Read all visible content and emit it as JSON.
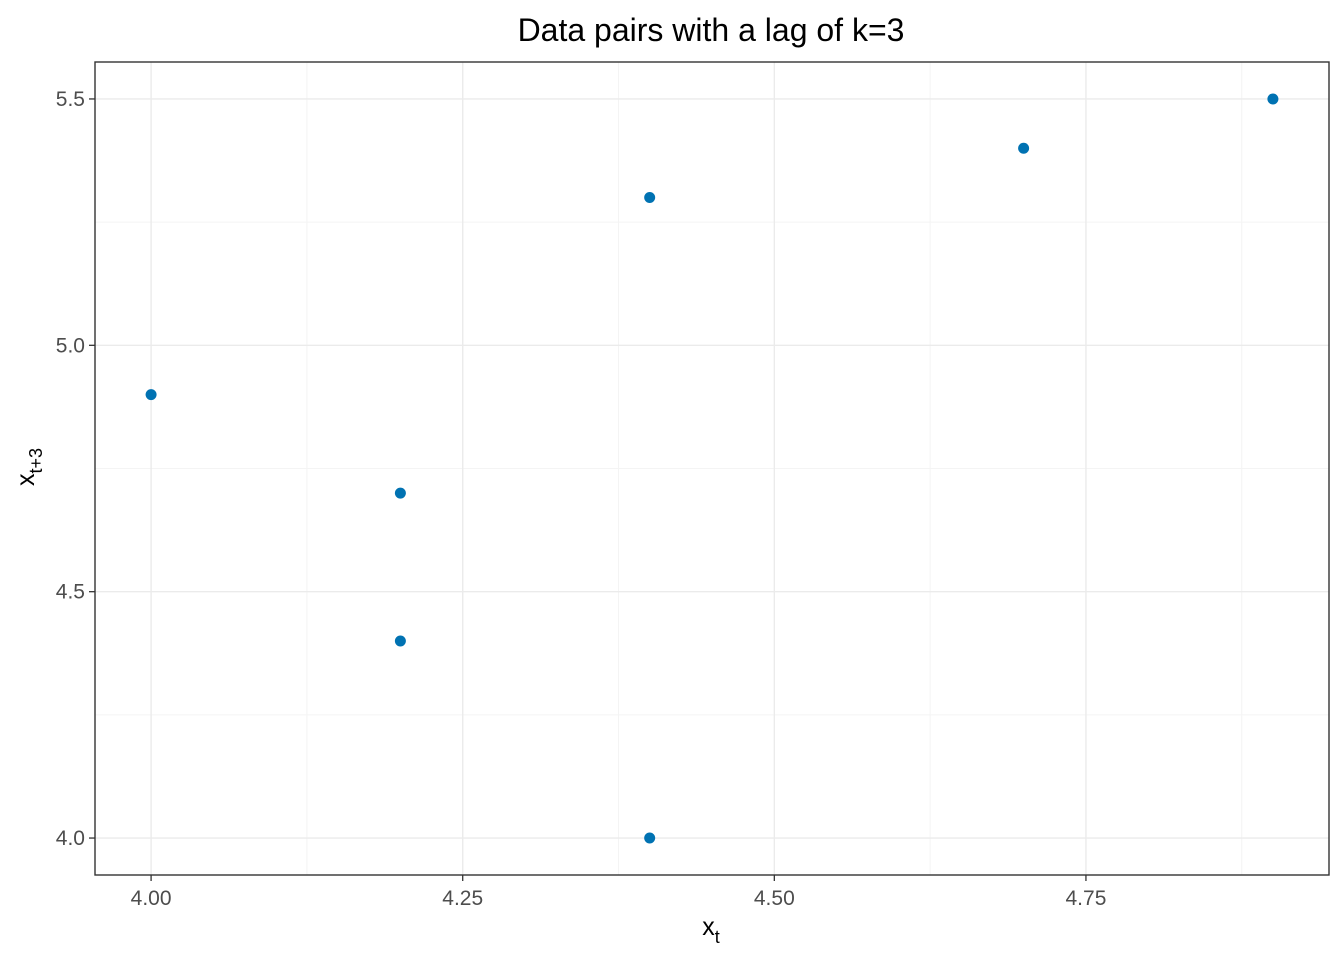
{
  "chart_data": {
    "type": "scatter",
    "title": "Data pairs with a lag of k=3",
    "xlabel": {
      "base": "x",
      "sub": "t"
    },
    "ylabel": {
      "base": "x",
      "sub": "t+3"
    },
    "x": [
      4.0,
      4.2,
      4.2,
      4.4,
      4.4,
      4.7,
      4.9
    ],
    "y": [
      4.9,
      4.7,
      4.4,
      5.3,
      4.0,
      5.4,
      5.5
    ],
    "xlim": [
      3.955,
      4.945
    ],
    "ylim": [
      3.925,
      5.575
    ],
    "xticks": [
      4.0,
      4.25,
      4.5,
      4.75
    ],
    "xtick_labels": [
      "4.00",
      "4.25",
      "4.50",
      "4.75"
    ],
    "xminor": [
      4.125,
      4.375,
      4.625,
      4.875
    ],
    "yticks": [
      4.0,
      4.5,
      5.0,
      5.5
    ],
    "ytick_labels": [
      "4.0",
      "4.5",
      "5.0",
      "5.5"
    ],
    "yminor": [
      4.25,
      4.75,
      5.25
    ],
    "grid": true,
    "legend": "none",
    "point_color": "#0072B2",
    "grid_major_color": "#EBEBEB",
    "grid_minor_color": "#F4F4F4",
    "panel_border_color": "#333333"
  }
}
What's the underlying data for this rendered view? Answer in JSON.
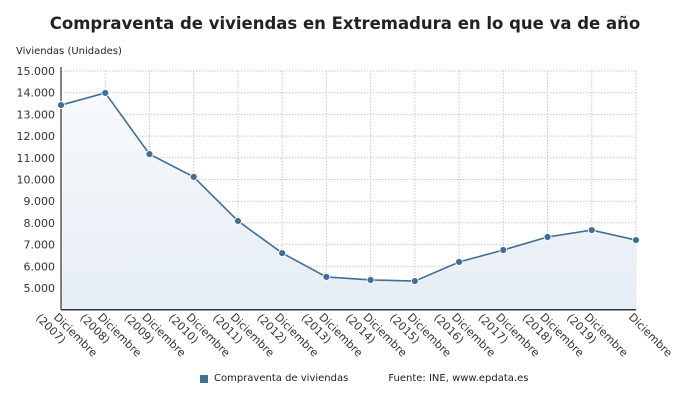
{
  "chart_data": {
    "type": "area",
    "title": "Compraventa de viviendas en Extremadura en lo que va de año",
    "ylabel": "Viviendas (Unidades)",
    "xlabel": "",
    "categories": [
      "Diciembre (2007)",
      "Diciembre (2008)",
      "Diciembre (2009)",
      "Diciembre (2010)",
      "Diciembre (2011)",
      "Diciembre (2012)",
      "Diciembre (2013)",
      "Diciembre (2014)",
      "Diciembre (2015)",
      "Diciembre (2016)",
      "Diciembre (2017)",
      "Diciembre (2018)",
      "Diciembre (2019)",
      "Diciembre"
    ],
    "series": [
      {
        "name": "Compraventa de viviendas",
        "values": [
          13430,
          13990,
          11170,
          10120,
          8090,
          6610,
          5510,
          5370,
          5320,
          6200,
          6750,
          7350,
          7670,
          7210
        ]
      }
    ],
    "yticks": [
      5000,
      6000,
      7000,
      8000,
      9000,
      10000,
      11000,
      12000,
      13000,
      14000,
      15000
    ],
    "ytick_labels": [
      "5.000",
      "6.000",
      "7.000",
      "8.000",
      "9.000",
      "10.000",
      "11.000",
      "12.000",
      "13.000",
      "14.000",
      "15.000"
    ],
    "ylim": [
      4000,
      15000
    ],
    "grid": true,
    "legend": "bottom",
    "color": "#3f6f98"
  },
  "source": "Fuente: INE, www.epdata.es"
}
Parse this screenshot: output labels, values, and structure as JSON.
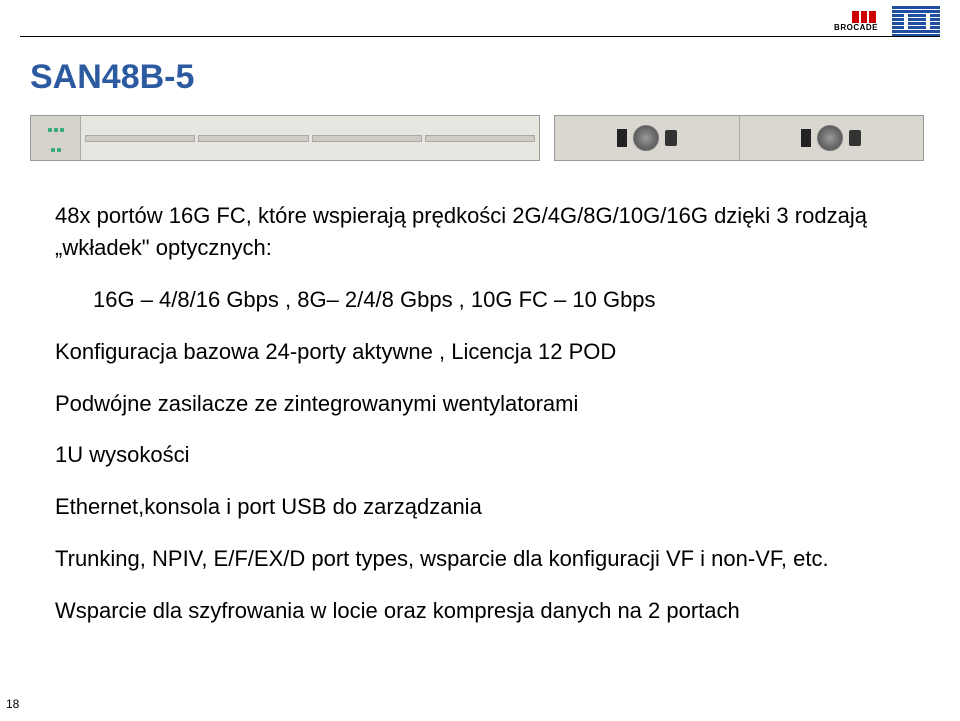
{
  "header": {
    "brocade": {
      "name": "BROCADE",
      "icon_color": "#cc0000"
    },
    "ibm": {
      "stripe_color": "#1f4ea1"
    }
  },
  "title": {
    "text": "SAN48B-5",
    "color": "#2c5aa0"
  },
  "device": {
    "port_groups": 4,
    "ports_per_group_cols": 12,
    "port_rows": 2
  },
  "lines": {
    "l1a": "48x portów 16G FC, które wspierają  prędkości 2G/4G/8G/10G/16G dzięki 3 rodzają",
    "l1b": "„wkładek\" optycznych:",
    "l2": "16G – 4/8/16 Gbps ,  8G– 2/4/8 Gbps ,  10G FC – 10 Gbps",
    "l3": "Konfiguracja bazowa 24-porty aktywne ,  Licencja 12 POD",
    "l4": "Podwójne zasilacze ze zintegrowanymi wentylatorami",
    "l5": "1U wysokości",
    "l6": "Ethernet,konsola i port USB do zarządzania",
    "l7": "Trunking, NPIV, E/F/EX/D port types, wsparcie dla konfiguracji VF i non-VF, etc.",
    "l8": "Wsparcie dla szyfrowania w locie oraz kompresja danych na 2 portach"
  },
  "pagenum": "18",
  "colors": {
    "indent_line_color": "#000000"
  }
}
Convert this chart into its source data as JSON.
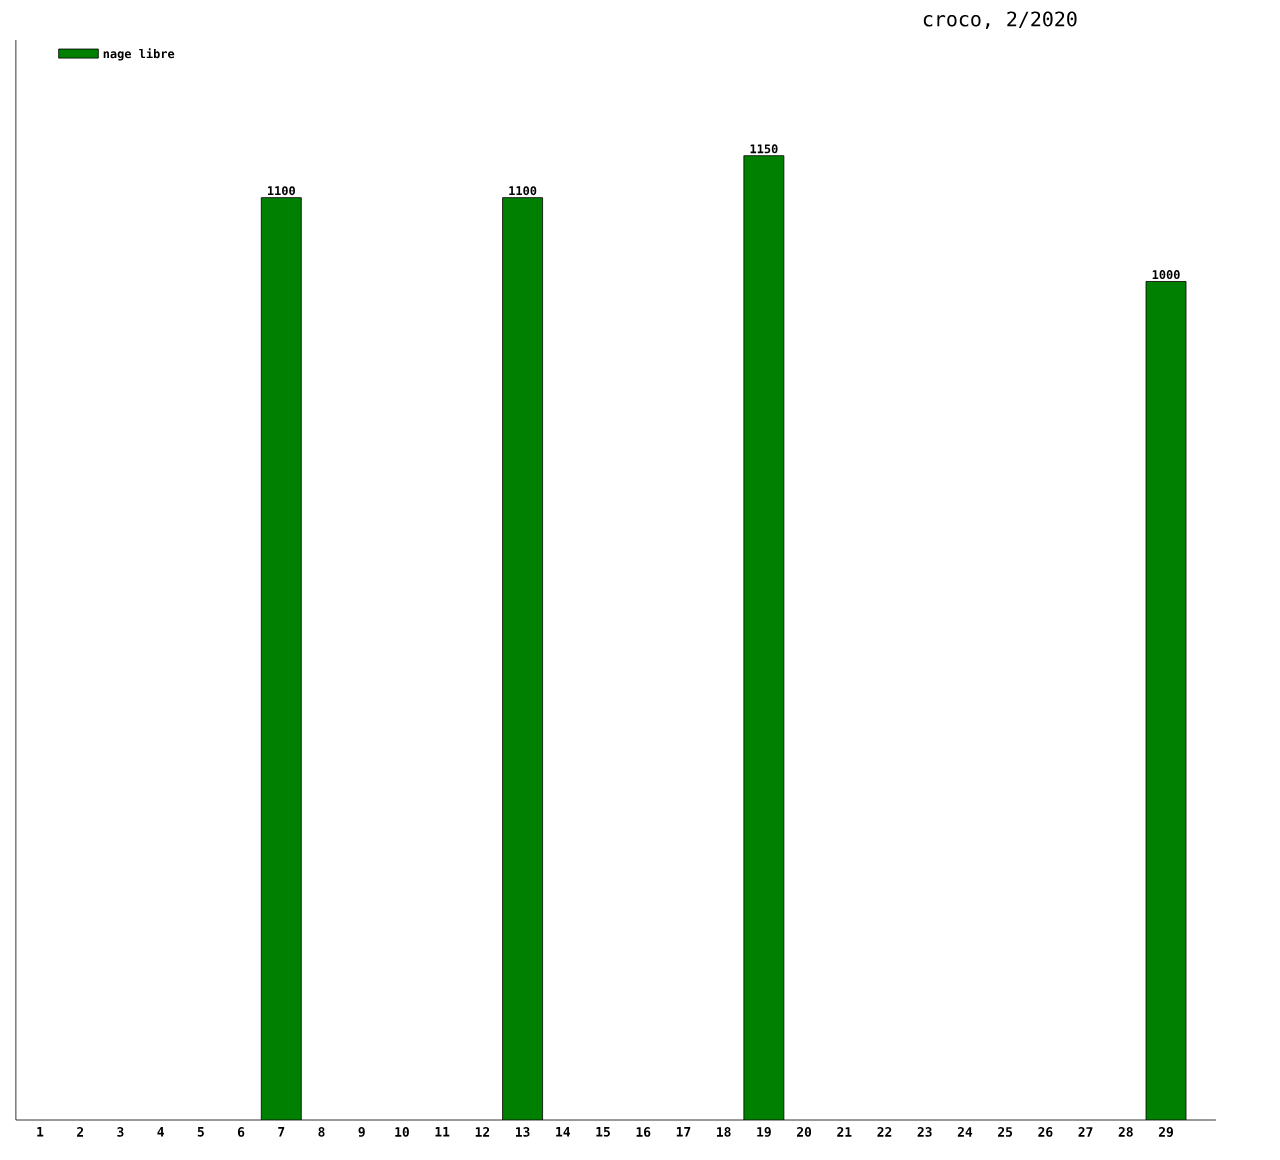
{
  "chart_data": {
    "type": "bar",
    "title": "croco, 2/2020",
    "categories": [
      "1",
      "2",
      "3",
      "4",
      "5",
      "6",
      "7",
      "8",
      "9",
      "10",
      "11",
      "12",
      "13",
      "14",
      "15",
      "16",
      "17",
      "18",
      "19",
      "20",
      "21",
      "22",
      "23",
      "24",
      "25",
      "26",
      "27",
      "28",
      "29"
    ],
    "series": [
      {
        "name": "nage libre",
        "color": "#008000",
        "values": [
          null,
          null,
          null,
          null,
          null,
          null,
          1100,
          null,
          null,
          null,
          null,
          null,
          1100,
          null,
          null,
          null,
          null,
          null,
          1150,
          null,
          null,
          null,
          null,
          null,
          null,
          null,
          null,
          null,
          1000
        ],
        "value_labels": [
          null,
          null,
          null,
          null,
          null,
          null,
          "1100",
          null,
          null,
          null,
          null,
          null,
          "1100",
          null,
          null,
          null,
          null,
          null,
          "1150",
          null,
          null,
          null,
          null,
          null,
          null,
          null,
          null,
          null,
          "1000"
        ]
      }
    ],
    "legend": "top left",
    "grid": false
  }
}
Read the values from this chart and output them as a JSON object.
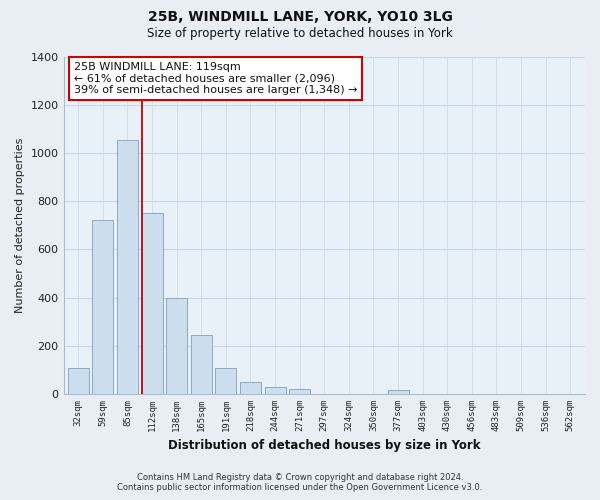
{
  "title": "25B, WINDMILL LANE, YORK, YO10 3LG",
  "subtitle": "Size of property relative to detached houses in York",
  "xlabel": "Distribution of detached houses by size in York",
  "ylabel": "Number of detached properties",
  "bar_labels": [
    "32sqm",
    "59sqm",
    "85sqm",
    "112sqm",
    "138sqm",
    "165sqm",
    "191sqm",
    "218sqm",
    "244sqm",
    "271sqm",
    "297sqm",
    "324sqm",
    "350sqm",
    "377sqm",
    "403sqm",
    "430sqm",
    "456sqm",
    "483sqm",
    "509sqm",
    "536sqm",
    "562sqm"
  ],
  "bar_values": [
    107,
    720,
    1053,
    750,
    400,
    245,
    110,
    48,
    28,
    22,
    0,
    0,
    0,
    15,
    0,
    0,
    0,
    0,
    0,
    0,
    0
  ],
  "bar_color": "#ccdded",
  "bar_edge_color": "#88aac8",
  "property_line_color": "#cc0000",
  "property_line_x": 2.57,
  "ylim": [
    0,
    1400
  ],
  "yticks": [
    0,
    200,
    400,
    600,
    800,
    1000,
    1200,
    1400
  ],
  "annotation_title": "25B WINDMILL LANE: 119sqm",
  "annotation_line1": "← 61% of detached houses are smaller (2,096)",
  "annotation_line2": "39% of semi-detached houses are larger (1,348) →",
  "annotation_box_color": "#ffffff",
  "annotation_box_edge": "#cc0000",
  "footer_line1": "Contains HM Land Registry data © Crown copyright and database right 2024.",
  "footer_line2": "Contains public sector information licensed under the Open Government Licence v3.0.",
  "background_color": "#e8eef4",
  "plot_bg_color": "#e8f0f8",
  "grid_color": "#c8d8e8",
  "spine_color": "#aabbcc"
}
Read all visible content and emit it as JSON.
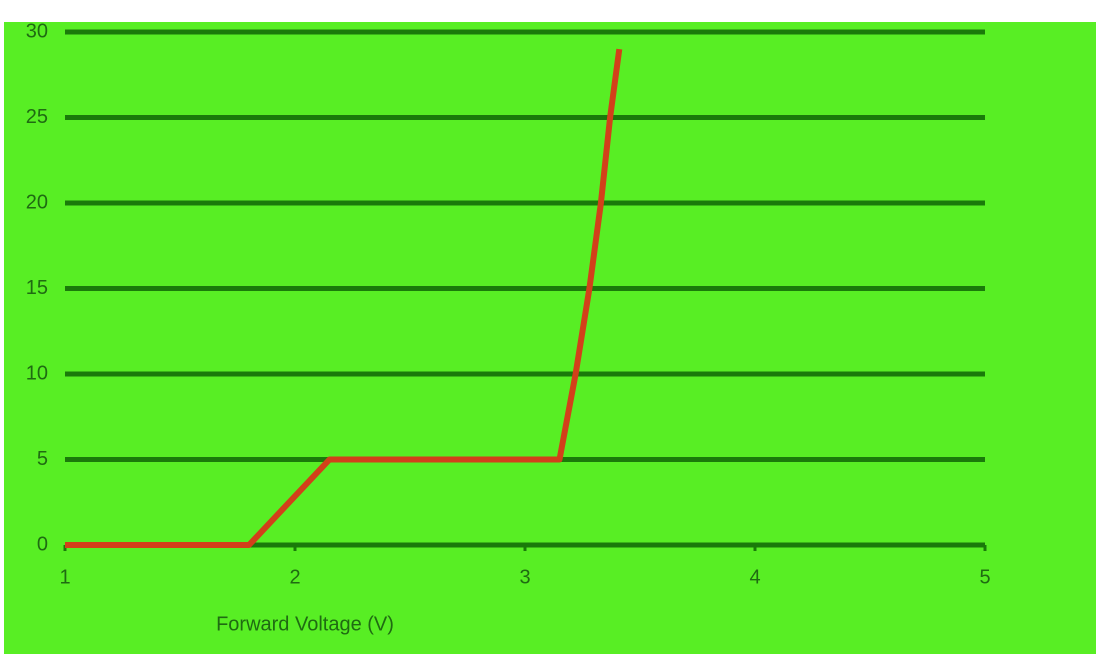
========================
What this task involves:
Reproduce every line precisely as given, omitting all pictures.

Result below:
Read all visible content and emit it as JSON.
{
  "chart_data": {
    "type": "scatter",
    "title": "Data pairs with a lag of k=3",
    "xlabel": {
      "base": "x",
      "sub": "t"
    },
    "ylabel": {
      "base": "x",
      "sub": "t+3"
    },
    "x": [
      4.0,
      4.2,
      4.2,
      4.4,
      4.4,
      4.7,
      4.9
    ],
    "y": [
      4.9,
      4.7,
      4.4,
      5.3,
      4.0,
      5.4,
      5.5
    ],
    "xlim": [
      3.955,
      4.945
    ],
    "ylim": [
      3.925,
      5.575
    ],
    "xticks": [
      4.0,
      4.25,
      4.5,
      4.75
    ],
    "xtick_labels": [
      "4.00",
      "4.25",
      "4.50",
      "4.75"
    ],
    "xminor": [
      4.125,
      4.375,
      4.625,
      4.875
    ],
    "yticks": [
      4.0,
      4.5,
      5.0,
      5.5
    ],
    "ytick_labels": [
      "4.0",
      "4.5",
      "5.0",
      "5.5"
    ],
    "yminor": [
      4.25,
      4.75,
      5.25
    ],
    "grid": true,
    "legend": "none",
    "point_color": "#0072B2",
    "grid_major_color": "#EBEBEB",
    "grid_minor_color": "#F4F4F4",
    "panel_border_color": "#333333"
  }
}
What's the underlying data for this rendered view? Answer in JSON.
{
  "chart_data": {
    "type": "area",
    "title": "Compraventa de viviendas en Extremadura en lo que va de año",
    "ylabel": "Viviendas (Unidades)",
    "xlabel": "",
    "categories": [
      "Diciembre (2007)",
      "Diciembre (2008)",
      "Diciembre (2009)",
      "Diciembre (2010)",
      "Diciembre (2011)",
      "Diciembre (2012)",
      "Diciembre (2013)",
      "Diciembre (2014)",
      "Diciembre (2015)",
      "Diciembre (2016)",
      "Diciembre (2017)",
      "Diciembre (2018)",
      "Diciembre (2019)",
      "Diciembre"
    ],
    "series": [
      {
        "name": "Compraventa de viviendas",
        "values": [
          13430,
          13990,
          11170,
          10120,
          8090,
          6610,
          5510,
          5370,
          5320,
          6200,
          6750,
          7350,
          7670,
          7210
        ]
      }
    ],
    "yticks": [
      5000,
      6000,
      7000,
      8000,
      9000,
      10000,
      11000,
      12000,
      13000,
      14000,
      15000
    ],
    "ytick_labels": [
      "5.000",
      "6.000",
      "7.000",
      "8.000",
      "9.000",
      "10.000",
      "11.000",
      "12.000",
      "13.000",
      "14.000",
      "15.000"
    ],
    "ylim": [
      4000,
      15000
    ],
    "grid": true,
    "legend": "bottom",
    "color": "#3f6f98"
  },
  "source": "Fuente: INE, www.epdata.es"
}
Parse this screenshot: output labels, values, and structure as JSON.
{
  "header": {
    "brocade": {
      "name": "BROCADE",
      "icon_color": "#cc0000"
    },
    "ibm": {
      "stripe_color": "#1f4ea1"
    }
  },
  "title": {
    "text": "SAN48B-5",
    "color": "#2c5aa0"
  },
  "device": {
    "port_groups": 4,
    "ports_per_group_cols": 12,
    "port_rows": 2
  },
  "lines": {
    "l1a": "48x portów 16G FC, które wspierają  prędkości 2G/4G/8G/10G/16G dzięki 3 rodzają",
    "l1b": "„wkładek\" optycznych:",
    "l2": "16G – 4/8/16 Gbps ,  8G– 2/4/8 Gbps ,  10G FC – 10 Gbps",
    "l3": "Konfiguracja bazowa 24-porty aktywne ,  Licencja 12 POD",
    "l4": "Podwójne zasilacze ze zintegrowanymi wentylatorami",
    "l5": "1U wysokości",
    "l6": "Ethernet,konsola i port USB do zarządzania",
    "l7": "Trunking, NPIV, E/F/EX/D port types, wsparcie dla konfiguracji VF i non-VF, etc.",
    "l8": "Wsparcie dla szyfrowania w locie oraz kompresja danych na 2 portach"
  },
  "pagenum": "18",
  "colors": {
    "indent_line_color": "#000000"
  }
}
Convert this chart into its source data as JSON.
{
  "chart_data": {
    "type": "bar",
    "title": "croco, 2/2020",
    "categories": [
      "1",
      "2",
      "3",
      "4",
      "5",
      "6",
      "7",
      "8",
      "9",
      "10",
      "11",
      "12",
      "13",
      "14",
      "15",
      "16",
      "17",
      "18",
      "19",
      "20",
      "21",
      "22",
      "23",
      "24",
      "25",
      "26",
      "27",
      "28",
      "29"
    ],
    "series": [
      {
        "name": "nage libre",
        "color": "#008000",
        "values": [
          null,
          null,
          null,
          null,
          null,
          null,
          1100,
          null,
          null,
          null,
          null,
          null,
          1100,
          null,
          null,
          null,
          null,
          null,
          1150,
          null,
          null,
          null,
          null,
          null,
          null,
          null,
          null,
          null,
          1000
        ],
        "value_labels": [
          null,
          null,
          null,
          null,
          null,
          null,
          "1100",
          null,
          null,
          null,
          null,
          null,
          "1100",
          null,
          null,
          null,
          null,
          null,
          "1150",
          null,
          null,
          null,
          null,
          null,
          null,
          null,
          null,
          null,
          "1000"
        ]
      }
    ],
    "legend": "top left",
    "grid": false
  }
}
Read the values from this chart and output them as a JSON object.
{
  "title": "25B, WINDMILL LANE, YORK, YO10 3LG",
  "subtitle": "Size of property relative to detached houses in York",
  "xlabel": "Distribution of detached houses by size in York",
  "ylabel": "Number of detached properties",
  "bar_labels": [
    "32sqm",
    "59sqm",
    "85sqm",
    "112sqm",
    "138sqm",
    "165sqm",
    "191sqm",
    "218sqm",
    "244sqm",
    "271sqm",
    "297sqm",
    "324sqm",
    "350sqm",
    "377sqm",
    "403sqm",
    "430sqm",
    "456sqm",
    "483sqm",
    "509sqm",
    "536sqm",
    "562sqm"
  ],
  "bar_values": [
    107,
    720,
    1053,
    750,
    400,
    245,
    110,
    48,
    28,
    22,
    0,
    0,
    0,
    15,
    0,
    0,
    0,
    0,
    0,
    0,
    0
  ],
  "bar_color": "#ccdded",
  "bar_edge_color": "#88aac8",
  "property_line_color": "#cc0000",
  "property_line_x": 2.57,
  "ylim": [
    0,
    1400
  ],
  "yticks": [
    0,
    200,
    400,
    600,
    800,
    1000,
    1200,
    1400
  ],
  "annotation_title": "25B WINDMILL LANE: 119sqm",
  "annotation_line1": "← 61% of detached houses are smaller (2,096)",
  "annotation_line2": "39% of semi-detached houses are larger (1,348) →",
  "annotation_box_color": "#ffffff",
  "annotation_box_edge": "#cc0000",
  "footer_line1": "Contains HM Land Registry data © Crown copyright and database right 2024.",
  "footer_line2": "Contains public sector information licensed under the Open Government Licence v3.0.",
  "background_color": "#e8eef4",
  "plot_bg_color": "#e8f0f8",
  "grid_color": "#c8d8e8",
  "spine_color": "#aabbcc"
}
Read all visible content and emit it as JSON.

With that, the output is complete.